— GOAL OF THE EXERCISE —
Without the pictures, reproduce the records that follow exactly.

*** SUPPLIED DATA

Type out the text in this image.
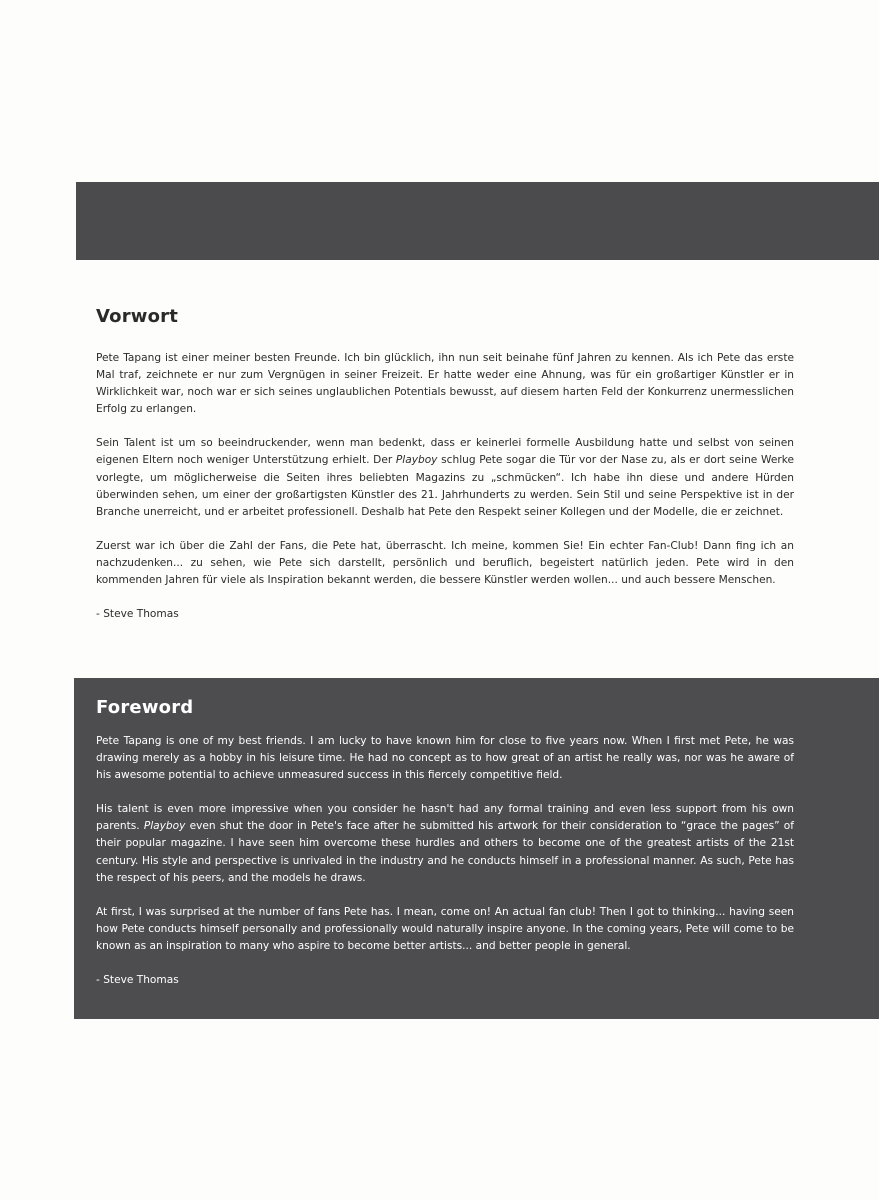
Vorwort

Pete Tapang ist einer meiner besten Freunde. Ich bin glücklich, ihn nun seit beinahe fünf Jahren zu kennen. Als ich Pete das erste Mal traf, zeichnete er nur zum Vergnügen in seiner Freizeit. Er hatte weder eine Ahnung, was für ein großartiger Künstler er in Wirklichkeit war, noch war er sich seines unglaublichen Potentials bewusst, auf diesem harten Feld der Konkurrenz unermesslichen Erfolg zu erlangen.

Sein Talent ist um so beeindruckender, wenn man bedenkt, dass er keinerlei formelle Ausbildung hatte und selbst von seinen eigenen Eltern noch weniger Unterstützung erhielt. Der Playboy schlug Pete sogar die Tür vor der Nase zu, als er dort seine Werke vorlegte, um möglicherweise die Seiten ihres beliebten Magazins zu „schmücken“. Ich habe ihn diese und andere Hürden überwinden sehen, um einer der großartigsten Künstler des 21. Jahrhunderts zu werden. Sein Stil und seine Perspektive ist in der Branche unerreicht, und er arbeitet professionell. Deshalb hat Pete den Respekt seiner Kollegen und der Modelle, die er zeichnet.

Zuerst war ich über die Zahl der Fans, die Pete hat, überrascht. Ich meine, kommen Sie! Ein echter Fan-Club! Dann fing ich an nachzudenken... zu sehen, wie Pete sich darstellt, persönlich und beruflich, begeistert natürlich jeden. Pete wird in den kommenden Jahren für viele als Inspiration bekannt werden, die bessere Künstler werden wollen... und auch bessere Menschen.

- Steve Thomas

Foreword

Pete Tapang is one of my best friends. I am lucky to have known him for close to five years now. When I first met Pete, he was drawing merely as a hobby in his leisure time. He had no concept as to how great of an artist he really was, nor was he aware of his awesome potential to achieve unmeasured success in this fiercely competitive field.

His talent is even more impressive when you consider he hasn't had any formal training and even less support from his own parents. Playboy even shut the door in Pete's face after he submitted his artwork for their consideration to “grace the pages” of their popular magazine. I have seen him overcome these hurdles and others to become one of the greatest artists of the 21st century. His style and perspective is unrivaled in the industry and he conducts himself in a professional manner. As such, Pete has the respect of his peers, and the models he draws.

At first, I was surprised at the number of fans Pete has. I mean, come on! An actual fan club! Then I got to thinking... having seen how Pete conducts himself personally and professionally would naturally inspire anyone. In the coming years, Pete will come to be known as an inspiration to many who aspire to become better artists... and better people in general.

- Steve Thomas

******

— IN RESPONSE —
Type out the text in this image.
Vorwort

Pete Tapang ist einer meiner besten Freunde. Ich bin glücklich, ihn nun seit beinahe fünf Jahren zu kennen. Als ich Pete das erste Mal traf, zeichnete er nur zum Vergnügen in seiner Freizeit. Er hatte weder eine Ahnung, was für ein großartiger Künstler er in Wirklichkeit war, noch war er sich seines unglaublichen Potentials bewusst, auf diesem harten Feld der Konkurrenz unermesslichen Erfolg zu erlangen.

Sein Talent ist um so beeindruckender, wenn man bedenkt, dass er keinerlei formelle Ausbildung hatte und selbst von seinen eigenen Eltern noch weniger Unterstützung erhielt. Der Playboy schlug Pete sogar die Tür vor der Nase zu, als er dort seine Werke vorlegte, um möglicherweise die Seiten ihres beliebten Magazins zu „schmücken“. Ich habe ihn diese und andere Hürden überwinden sehen, um einer der großartigsten Künstler des 21. Jahrhunderts zu werden. Sein Stil und seine Perspektive ist in der Branche unerreicht, und er arbeitet professionell. Deshalb hat Pete den Respekt seiner Kollegen und der Modelle, die er zeichnet.

Zuerst war ich über die Zahl der Fans, die Pete hat, überrascht. Ich meine, kommen Sie! Ein echter Fan-Club! Dann fing ich an nachzudenken... zu sehen, wie Pete sich darstellt, persönlich und beruflich, begeistert natürlich jeden. Pete wird in den kommenden Jahren für viele als Inspiration bekannt werden, die bessere Künstler werden wollen... und auch bessere Menschen.

- Steve Thomas

Foreword

Pete Tapang is one of my best friends. I am lucky to have known him for close to five years now. When I first met Pete, he was drawing merely as a hobby in his leisure time. He had no concept as to how great of an artist he really was, nor was he aware of his awesome potential to achieve unmeasured success in this fiercely competitive field.

His talent is even more impressive when you consider he hasn't had any formal training and even less support from his own parents. Playboy even shut the door in Pete's face after he submitted his artwork for their consideration to “grace the pages” of their popular magazine. I have seen him overcome these hurdles and others to become one of the greatest artists of the 21st century. His style and perspective is unrivaled in the industry and he conducts himself in a professional manner. As such, Pete has the respect of his peers, and the models he draws.

At first, I was surprised at the number of fans Pete has. I mean, come on! An actual fan club! Then I got to thinking... having seen how Pete conducts himself personally and professionally would naturally inspire anyone. In the coming years, Pete will come to be known as an inspiration to many who aspire to become better artists... and better people in general.

- Steve Thomas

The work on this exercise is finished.